- Objective -
Omit every image, and transcribe the remaining entries exactly as given.

- Supplied material -
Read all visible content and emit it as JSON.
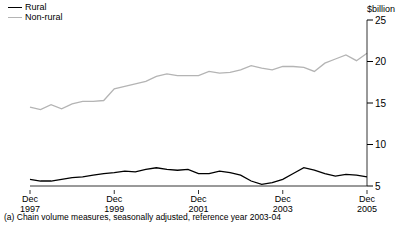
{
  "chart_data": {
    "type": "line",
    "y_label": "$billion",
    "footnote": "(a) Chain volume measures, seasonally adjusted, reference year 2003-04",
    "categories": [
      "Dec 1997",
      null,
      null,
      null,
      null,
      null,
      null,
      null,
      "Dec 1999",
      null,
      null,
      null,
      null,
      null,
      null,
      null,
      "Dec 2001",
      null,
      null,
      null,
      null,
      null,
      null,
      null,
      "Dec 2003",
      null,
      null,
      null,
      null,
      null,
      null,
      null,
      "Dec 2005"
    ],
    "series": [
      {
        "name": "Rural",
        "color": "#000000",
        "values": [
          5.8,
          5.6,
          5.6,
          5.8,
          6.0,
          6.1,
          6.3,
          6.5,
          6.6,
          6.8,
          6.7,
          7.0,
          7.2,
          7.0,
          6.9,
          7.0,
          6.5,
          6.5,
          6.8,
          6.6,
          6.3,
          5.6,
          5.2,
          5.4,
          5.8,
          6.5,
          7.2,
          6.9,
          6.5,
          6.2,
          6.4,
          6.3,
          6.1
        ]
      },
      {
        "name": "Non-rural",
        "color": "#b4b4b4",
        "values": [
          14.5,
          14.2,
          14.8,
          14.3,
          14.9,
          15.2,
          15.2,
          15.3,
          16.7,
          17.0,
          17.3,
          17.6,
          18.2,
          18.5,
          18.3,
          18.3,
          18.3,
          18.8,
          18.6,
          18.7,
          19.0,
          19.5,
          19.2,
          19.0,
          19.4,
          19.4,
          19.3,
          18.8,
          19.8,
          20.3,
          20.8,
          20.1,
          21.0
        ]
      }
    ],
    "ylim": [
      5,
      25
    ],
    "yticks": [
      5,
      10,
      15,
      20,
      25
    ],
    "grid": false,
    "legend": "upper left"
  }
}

- Exercise answer -
Read all visible content and emit it as JSON.
{
  "chart_data": {
    "type": "line",
    "y_label": "$billion",
    "footnote": "(a) Chain volume measures, seasonally adjusted, reference year 2003-04",
    "categories": [
      "Dec 1997",
      null,
      null,
      null,
      null,
      null,
      null,
      null,
      "Dec 1999",
      null,
      null,
      null,
      null,
      null,
      null,
      null,
      "Dec 2001",
      null,
      null,
      null,
      null,
      null,
      null,
      null,
      "Dec 2003",
      null,
      null,
      null,
      null,
      null,
      null,
      null,
      "Dec 2005"
    ],
    "series": [
      {
        "name": "Rural",
        "color": "#000000",
        "values": [
          5.8,
          5.6,
          5.6,
          5.8,
          6.0,
          6.1,
          6.3,
          6.5,
          6.6,
          6.8,
          6.7,
          7.0,
          7.2,
          7.0,
          6.9,
          7.0,
          6.5,
          6.5,
          6.8,
          6.6,
          6.3,
          5.6,
          5.2,
          5.4,
          5.8,
          6.5,
          7.2,
          6.9,
          6.5,
          6.2,
          6.4,
          6.3,
          6.1
        ]
      },
      {
        "name": "Non-rural",
        "color": "#b4b4b4",
        "values": [
          14.5,
          14.2,
          14.8,
          14.3,
          14.9,
          15.2,
          15.2,
          15.3,
          16.7,
          17.0,
          17.3,
          17.6,
          18.2,
          18.5,
          18.3,
          18.3,
          18.3,
          18.8,
          18.6,
          18.7,
          19.0,
          19.5,
          19.2,
          19.0,
          19.4,
          19.4,
          19.3,
          18.8,
          19.8,
          20.3,
          20.8,
          20.1,
          21.0
        ]
      }
    ],
    "ylim": [
      5,
      25
    ],
    "yticks": [
      5,
      10,
      15,
      20,
      25
    ],
    "grid": false,
    "legend": "upper left"
  }
}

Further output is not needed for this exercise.